» Work to do
Among the entries below, find the lines with "基础平面布置图" and copy them.
** BEGIN Input for this task **
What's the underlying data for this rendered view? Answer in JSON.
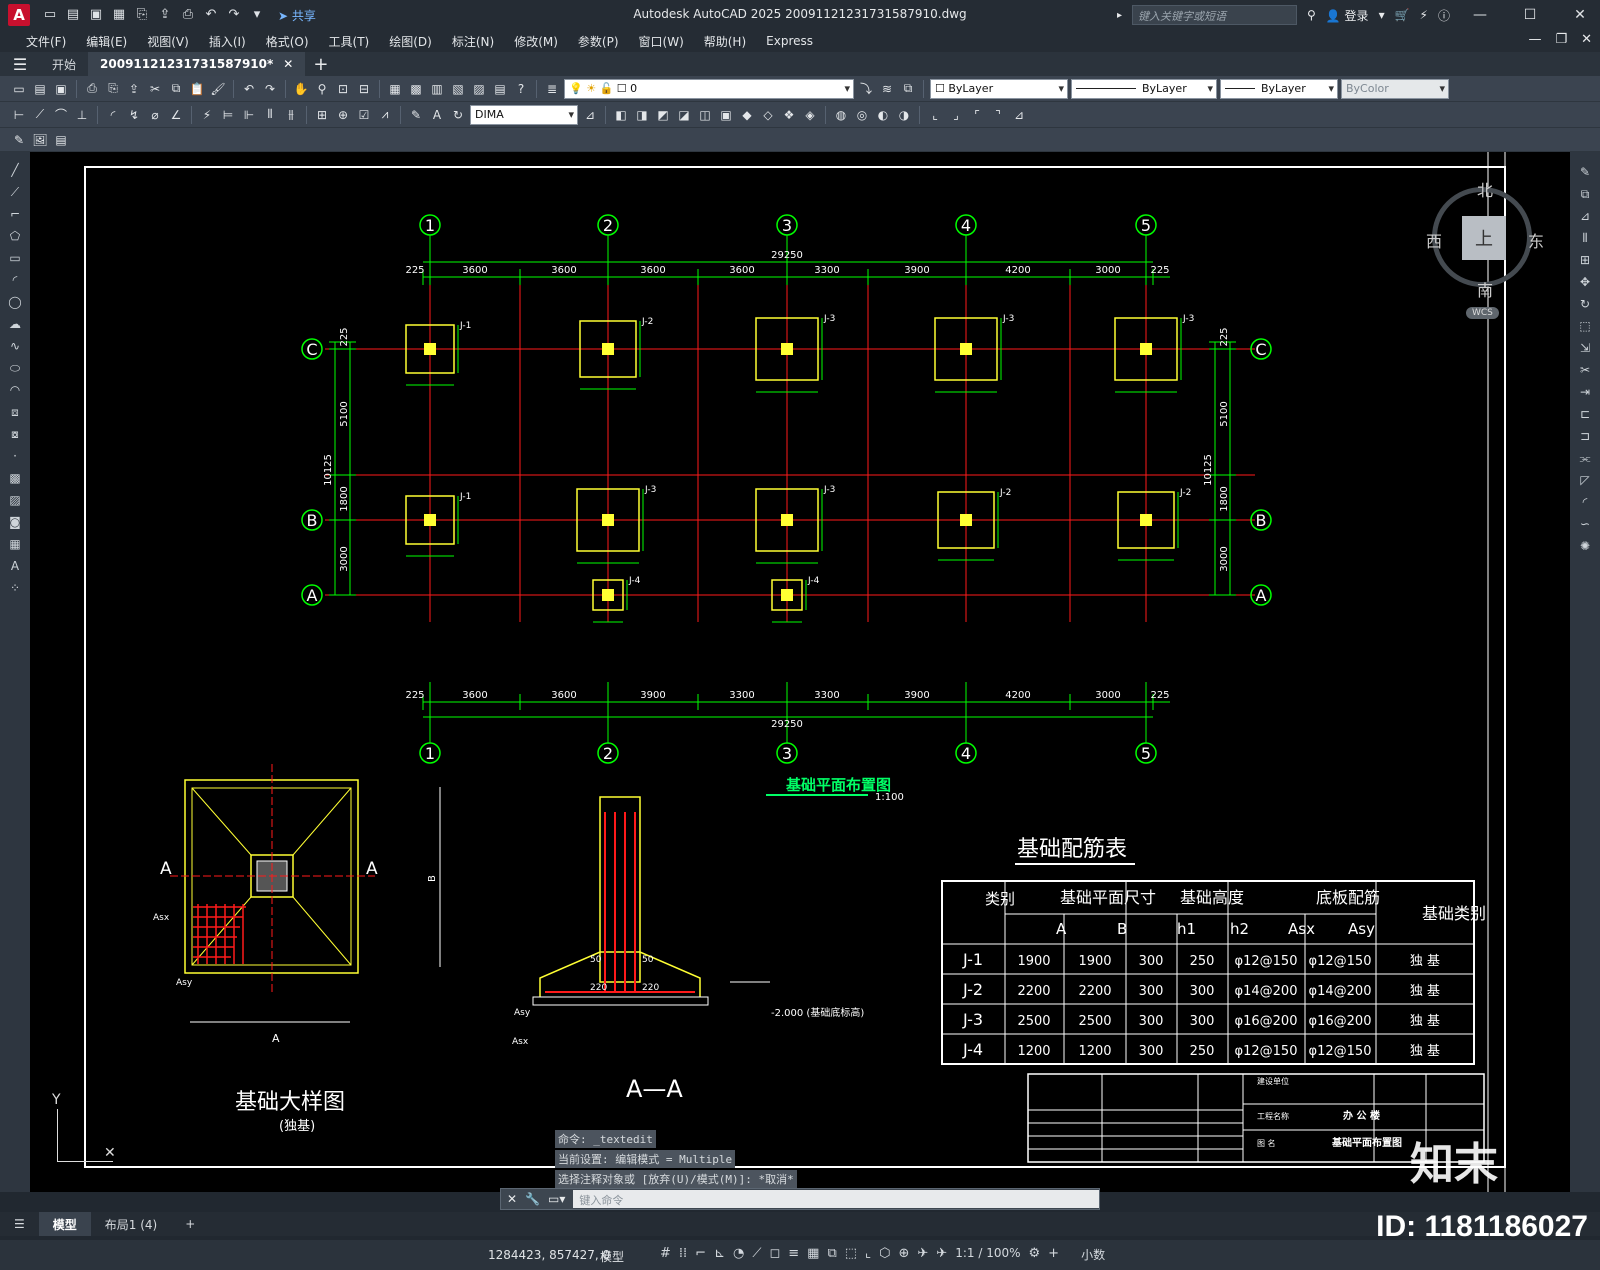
{
  "app": {
    "logo": "A",
    "title": "Autodesk AutoCAD 2025   20091121231731587910.dwg",
    "share_label": "共享",
    "search_placeholder": "键入关键字或短语",
    "login_label": "登录"
  },
  "menu": [
    "文件(F)",
    "编辑(E)",
    "视图(V)",
    "插入(I)",
    "格式(O)",
    "工具(T)",
    "绘图(D)",
    "标注(N)",
    "修改(M)",
    "参数(P)",
    "窗口(W)",
    "帮助(H)",
    "Express"
  ],
  "tabs": {
    "start": "开始",
    "document": "20091121231731587910*"
  },
  "toolbar": {
    "layer_value": "0",
    "color": "ByLayer",
    "linetype": "ByLayer",
    "lineweight": "ByLayer",
    "plotstyle": "ByColor",
    "dimstyle": "DIMA"
  },
  "viewcube": {
    "north": "北",
    "south": "南",
    "east": "东",
    "west": "西",
    "face": "上",
    "wcs": "WCS"
  },
  "drawing": {
    "plan_title": "基础平面布置图",
    "plan_scale": "1:100",
    "total_dim": "29250",
    "top_dims": [
      "225",
      "3600",
      "3600",
      "3600",
      "3600",
      "3300",
      "3900",
      "4200",
      "3000",
      "225"
    ],
    "bottom_dims": [
      "225",
      "3600",
      "3600",
      "3900",
      "3300",
      "3300",
      "3900",
      "4200",
      "3000",
      "225"
    ],
    "grid_numbers": [
      "1",
      "2",
      "3",
      "4",
      "5"
    ],
    "grid_letters": [
      "C",
      "B",
      "A"
    ],
    "left_dims": [
      "225",
      "5100",
      "10125",
      "1800",
      "3000"
    ],
    "detail_title": "基础大样图",
    "detail_subtitle": "(独基)",
    "section_title": "A—A",
    "section_level": "-2.000 (基础底标高)",
    "table_title": "基础配筋表",
    "table_headers": {
      "type": "类别",
      "plan_size": "基础平面尺寸",
      "height": "基础高度",
      "rebar": "底板配筋",
      "kind": "基础类别",
      "a": "A",
      "b": "B",
      "h1": "h1",
      "h2": "h2",
      "asx": "Asx",
      "asy": "Asy"
    },
    "table_rows": [
      [
        "J-1",
        "1900",
        "1900",
        "300",
        "250",
        "φ12@150",
        "φ12@150",
        "独 基"
      ],
      [
        "J-2",
        "2200",
        "2200",
        "300",
        "300",
        "φ14@200",
        "φ14@200",
        "独 基"
      ],
      [
        "J-3",
        "2500",
        "2500",
        "300",
        "300",
        "φ16@200",
        "φ16@200",
        "独 基"
      ],
      [
        "J-4",
        "1200",
        "1200",
        "300",
        "250",
        "φ12@150",
        "φ12@150",
        "独 基"
      ]
    ],
    "titleblock": {
      "project": "办 公 楼",
      "drawing_name": "基础平面布置图",
      "owner": "建设单位",
      "project_label": "工程名称",
      "drawing_label": "图 名"
    }
  },
  "command": {
    "history": [
      "命令: _textedit",
      "当前设置: 编辑模式 = Multiple",
      "选择注释对象或 [放弃(U)/模式(M)]: *取消*"
    ],
    "placeholder": "键入命令"
  },
  "layout_tabs": [
    "模型",
    "布局1 (4)"
  ],
  "status": {
    "coords": "1284423, 857427, 0",
    "model": "模型",
    "scale": "1:1 / 100%",
    "units": "小数"
  },
  "watermark": {
    "id": "ID: 1181186027",
    "brand": "知末"
  }
}
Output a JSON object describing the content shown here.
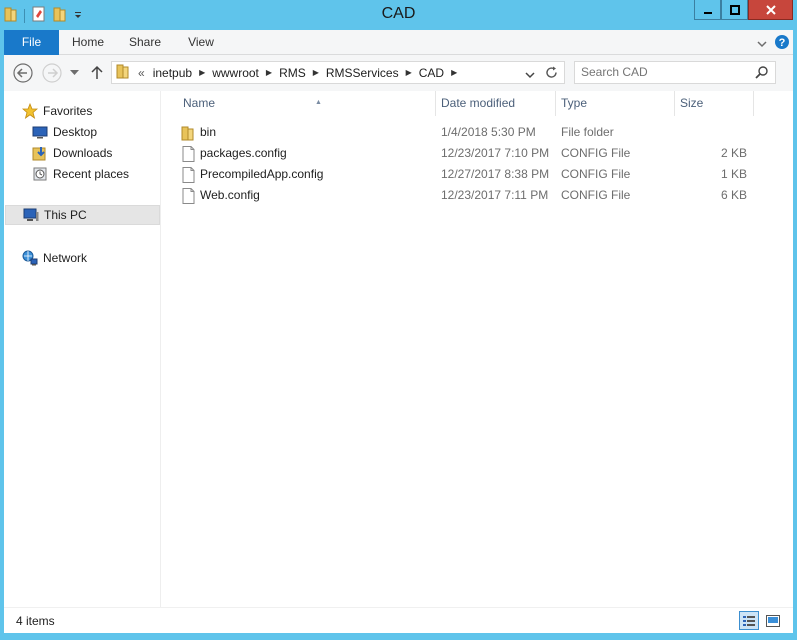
{
  "window": {
    "title": "CAD"
  },
  "ribbon": {
    "tabs": [
      {
        "label": "File"
      },
      {
        "label": "Home"
      },
      {
        "label": "Share"
      },
      {
        "label": "View"
      }
    ]
  },
  "address": {
    "overflow": "«",
    "breadcrumbs": [
      "inetpub",
      "wwwroot",
      "RMS",
      "RMSServices",
      "CAD"
    ]
  },
  "search": {
    "placeholder": "Search CAD"
  },
  "sidebar": {
    "favorites": "Favorites",
    "items": [
      {
        "label": "Desktop",
        "icon": "desktop-icon"
      },
      {
        "label": "Downloads",
        "icon": "downloads-icon"
      },
      {
        "label": "Recent places",
        "icon": "recent-places-icon"
      }
    ],
    "this_pc": "This PC",
    "network": "Network"
  },
  "columns": {
    "name": "Name",
    "date": "Date modified",
    "type": "Type",
    "size": "Size"
  },
  "files": [
    {
      "name": "bin",
      "date": "1/4/2018 5:30 PM",
      "type": "File folder",
      "size": "",
      "icon": "folder-icon"
    },
    {
      "name": "packages.config",
      "date": "12/23/2017 7:10 PM",
      "type": "CONFIG File",
      "size": "2 KB",
      "icon": "file-icon"
    },
    {
      "name": "PrecompiledApp.config",
      "date": "12/27/2017 8:38 PM",
      "type": "CONFIG File",
      "size": "1 KB",
      "icon": "file-icon"
    },
    {
      "name": "Web.config",
      "date": "12/23/2017 7:11 PM",
      "type": "CONFIG File",
      "size": "6 KB",
      "icon": "file-icon"
    }
  ],
  "status": {
    "item_count": "4 items"
  },
  "colors": {
    "accent": "#1979ca",
    "titlebar": "#5fc4eb",
    "close": "#c7463c",
    "folder": "#e8c35a"
  }
}
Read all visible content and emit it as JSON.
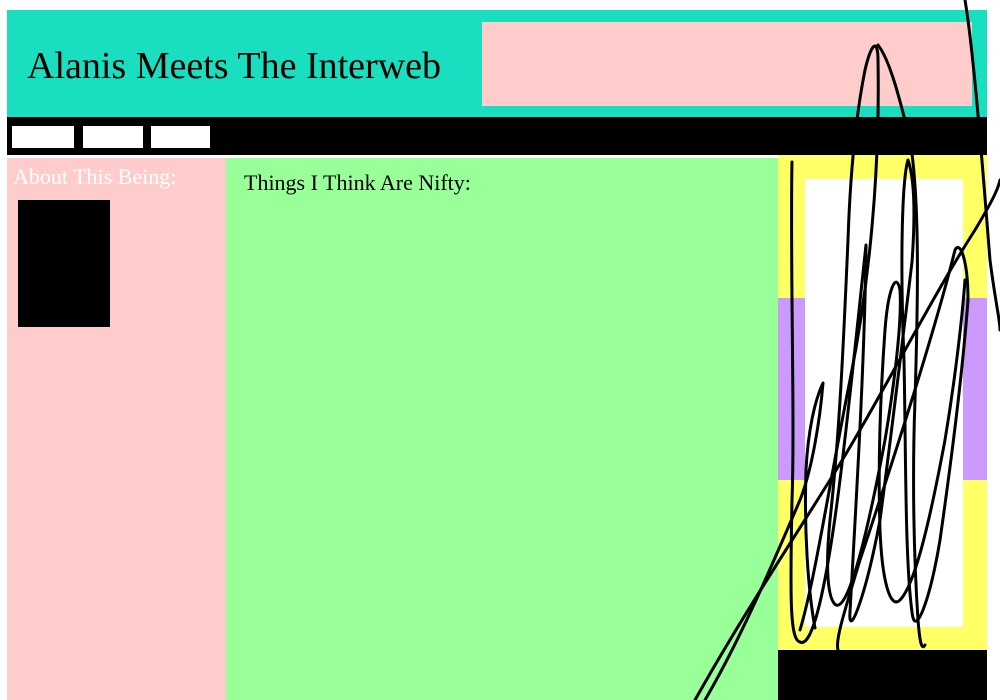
{
  "header": {
    "title": "Alanis Meets The Interweb"
  },
  "nav": {
    "buttons": [
      "",
      "",
      ""
    ]
  },
  "sidebar": {
    "heading": "About This Being:"
  },
  "content": {
    "heading": "Things I Think Are Nifty:"
  },
  "colors": {
    "header_bg": "#19dfc0",
    "banner_bg": "#ffcccc",
    "nav_bg": "#000000",
    "sidebar_bg": "#ffcccc",
    "content_bg": "#99ff99",
    "right_panel_yellow": "#ffff66",
    "right_panel_purple": "#cc99ff"
  }
}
** END Input for this task **
» The answer
    "plan_title": "基础平面布置图",
      "drawing_name": "基础平面布置图",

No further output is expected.